INSTRUCTIONS FOR THE TASK: Find each line containing the string "which" and return it.

Stored items:

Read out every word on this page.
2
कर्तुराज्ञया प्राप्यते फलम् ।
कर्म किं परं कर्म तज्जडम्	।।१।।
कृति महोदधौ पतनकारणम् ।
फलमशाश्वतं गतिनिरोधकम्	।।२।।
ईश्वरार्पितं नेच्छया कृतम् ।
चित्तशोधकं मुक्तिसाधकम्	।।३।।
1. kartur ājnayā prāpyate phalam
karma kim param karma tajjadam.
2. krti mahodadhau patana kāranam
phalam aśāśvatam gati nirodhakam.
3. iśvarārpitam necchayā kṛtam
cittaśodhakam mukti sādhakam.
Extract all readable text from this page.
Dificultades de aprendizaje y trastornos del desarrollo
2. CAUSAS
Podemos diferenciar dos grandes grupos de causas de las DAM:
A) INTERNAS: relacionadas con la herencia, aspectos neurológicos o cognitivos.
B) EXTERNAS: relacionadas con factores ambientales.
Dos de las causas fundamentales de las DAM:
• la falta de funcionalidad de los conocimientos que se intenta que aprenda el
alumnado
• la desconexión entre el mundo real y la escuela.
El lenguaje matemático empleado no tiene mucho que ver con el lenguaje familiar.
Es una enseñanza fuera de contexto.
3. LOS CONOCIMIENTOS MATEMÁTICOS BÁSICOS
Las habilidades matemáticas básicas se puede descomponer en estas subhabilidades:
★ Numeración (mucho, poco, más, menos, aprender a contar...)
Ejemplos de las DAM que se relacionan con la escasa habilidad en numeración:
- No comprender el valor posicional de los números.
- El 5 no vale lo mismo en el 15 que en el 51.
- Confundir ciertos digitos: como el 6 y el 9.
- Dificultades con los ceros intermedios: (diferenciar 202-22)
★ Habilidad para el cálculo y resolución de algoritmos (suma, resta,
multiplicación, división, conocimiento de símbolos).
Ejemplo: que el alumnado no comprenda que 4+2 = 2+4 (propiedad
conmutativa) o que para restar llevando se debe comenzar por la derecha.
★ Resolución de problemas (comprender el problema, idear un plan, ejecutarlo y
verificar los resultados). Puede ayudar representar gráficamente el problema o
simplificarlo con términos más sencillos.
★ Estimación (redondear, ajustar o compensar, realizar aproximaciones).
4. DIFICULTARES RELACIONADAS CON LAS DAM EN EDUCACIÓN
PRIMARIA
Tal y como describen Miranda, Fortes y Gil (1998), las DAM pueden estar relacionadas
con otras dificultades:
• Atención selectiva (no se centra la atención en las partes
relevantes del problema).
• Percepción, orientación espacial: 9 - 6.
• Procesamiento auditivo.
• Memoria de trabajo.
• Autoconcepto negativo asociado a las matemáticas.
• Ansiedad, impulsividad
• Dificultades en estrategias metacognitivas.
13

--

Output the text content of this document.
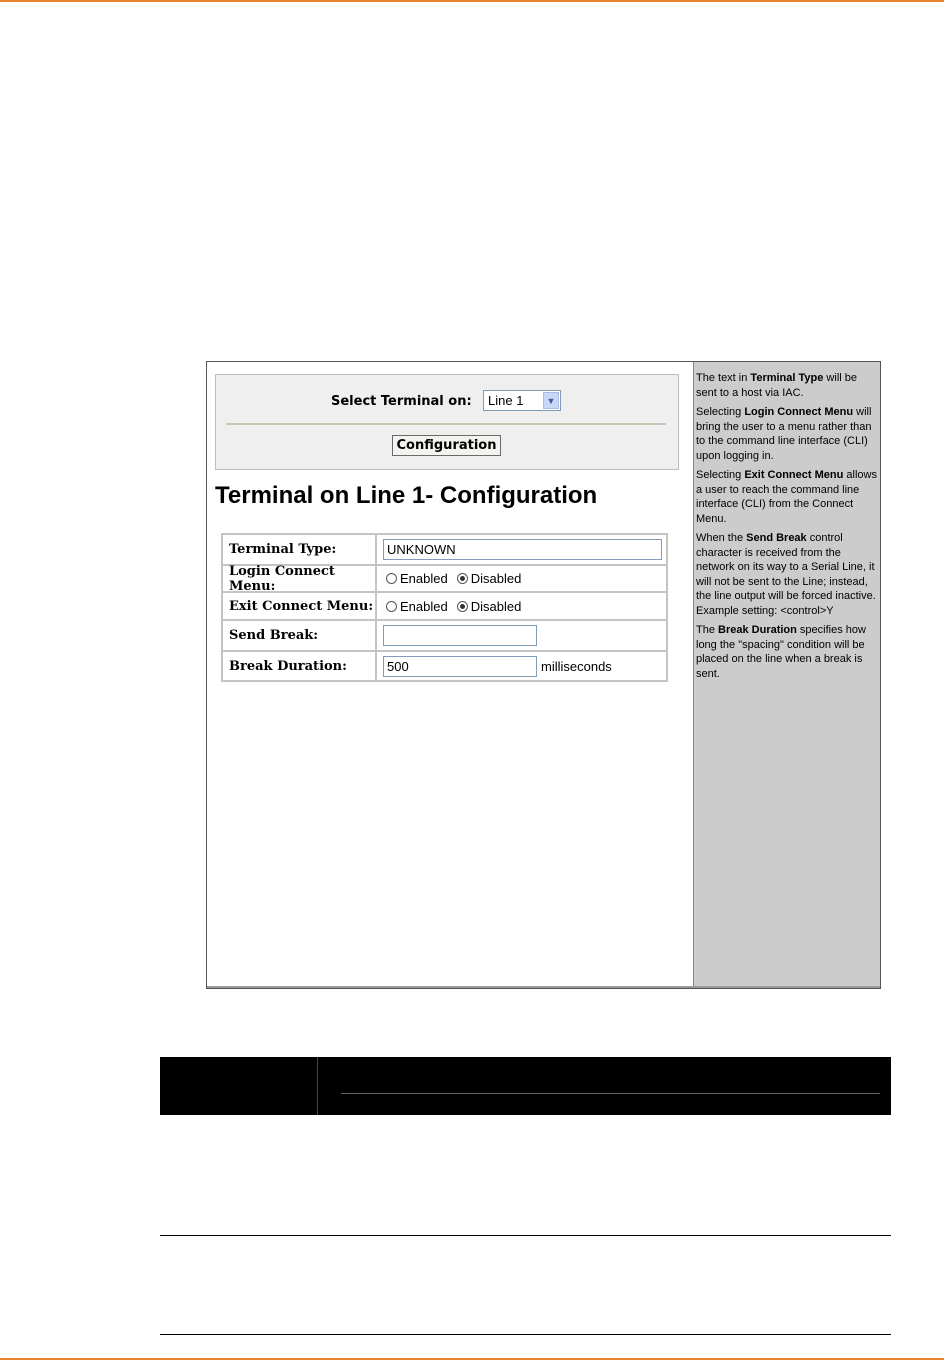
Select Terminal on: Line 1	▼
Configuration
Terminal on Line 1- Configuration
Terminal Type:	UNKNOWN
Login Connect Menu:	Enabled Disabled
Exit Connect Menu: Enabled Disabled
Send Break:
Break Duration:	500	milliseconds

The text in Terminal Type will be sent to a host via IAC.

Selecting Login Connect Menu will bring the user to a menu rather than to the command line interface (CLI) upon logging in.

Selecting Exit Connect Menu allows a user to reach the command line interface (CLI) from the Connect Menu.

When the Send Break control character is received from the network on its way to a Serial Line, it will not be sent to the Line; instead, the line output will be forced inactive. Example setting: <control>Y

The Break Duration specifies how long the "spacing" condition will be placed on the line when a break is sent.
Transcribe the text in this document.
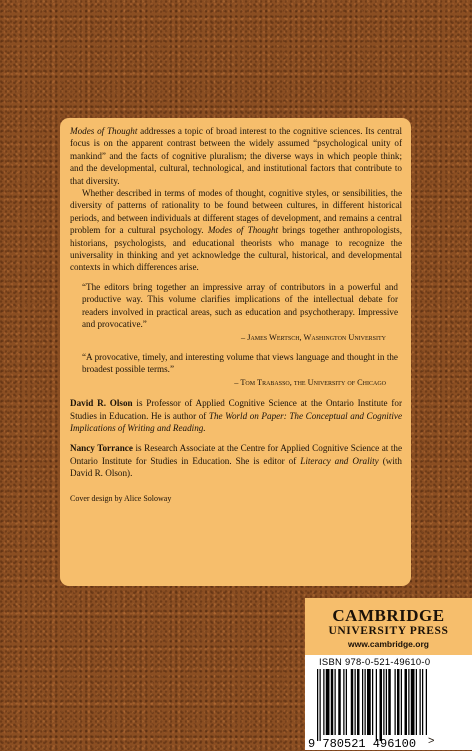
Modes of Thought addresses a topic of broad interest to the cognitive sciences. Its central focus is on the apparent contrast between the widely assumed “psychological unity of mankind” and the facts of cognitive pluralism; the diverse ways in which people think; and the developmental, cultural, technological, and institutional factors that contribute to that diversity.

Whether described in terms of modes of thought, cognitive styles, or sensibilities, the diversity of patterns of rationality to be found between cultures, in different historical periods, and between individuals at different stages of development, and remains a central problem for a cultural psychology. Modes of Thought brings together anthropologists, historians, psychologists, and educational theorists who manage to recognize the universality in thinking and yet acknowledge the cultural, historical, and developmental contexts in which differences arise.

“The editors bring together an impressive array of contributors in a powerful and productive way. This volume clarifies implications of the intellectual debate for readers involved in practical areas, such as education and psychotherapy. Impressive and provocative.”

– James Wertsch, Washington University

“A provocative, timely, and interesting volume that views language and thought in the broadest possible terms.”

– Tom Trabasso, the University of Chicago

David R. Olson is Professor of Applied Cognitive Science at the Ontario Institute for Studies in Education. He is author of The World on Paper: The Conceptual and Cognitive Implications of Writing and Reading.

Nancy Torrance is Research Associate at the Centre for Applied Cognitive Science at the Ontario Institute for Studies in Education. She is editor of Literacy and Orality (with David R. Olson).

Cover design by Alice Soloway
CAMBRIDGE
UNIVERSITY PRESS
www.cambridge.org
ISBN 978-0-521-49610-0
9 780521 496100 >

THE COMPLETED TASK:
Modes of Thought addresses a topic of broad interest to the cognitive sciences. Its central focus is on the apparent contrast between the widely assumed “psychological unity of mankind” and the facts of cognitive pluralism; the diverse ways in which people think; and the developmental, cultural, technological, and institutional factors that contribute to that diversity.
Whether described in terms of modes of thought, cognitive styles, or sensibilities, the diversity of patterns of rationality to be found between cultures, in different historical periods, and between individuals at different stages of development, and remains a central problem for a cultural psychology. Modes of Thought brings together anthropologists, historians, psychologists, and educational theorists who manage to recognize the universality in thinking and yet acknowledge the cultural, historical, and developmental contexts in which differences arise.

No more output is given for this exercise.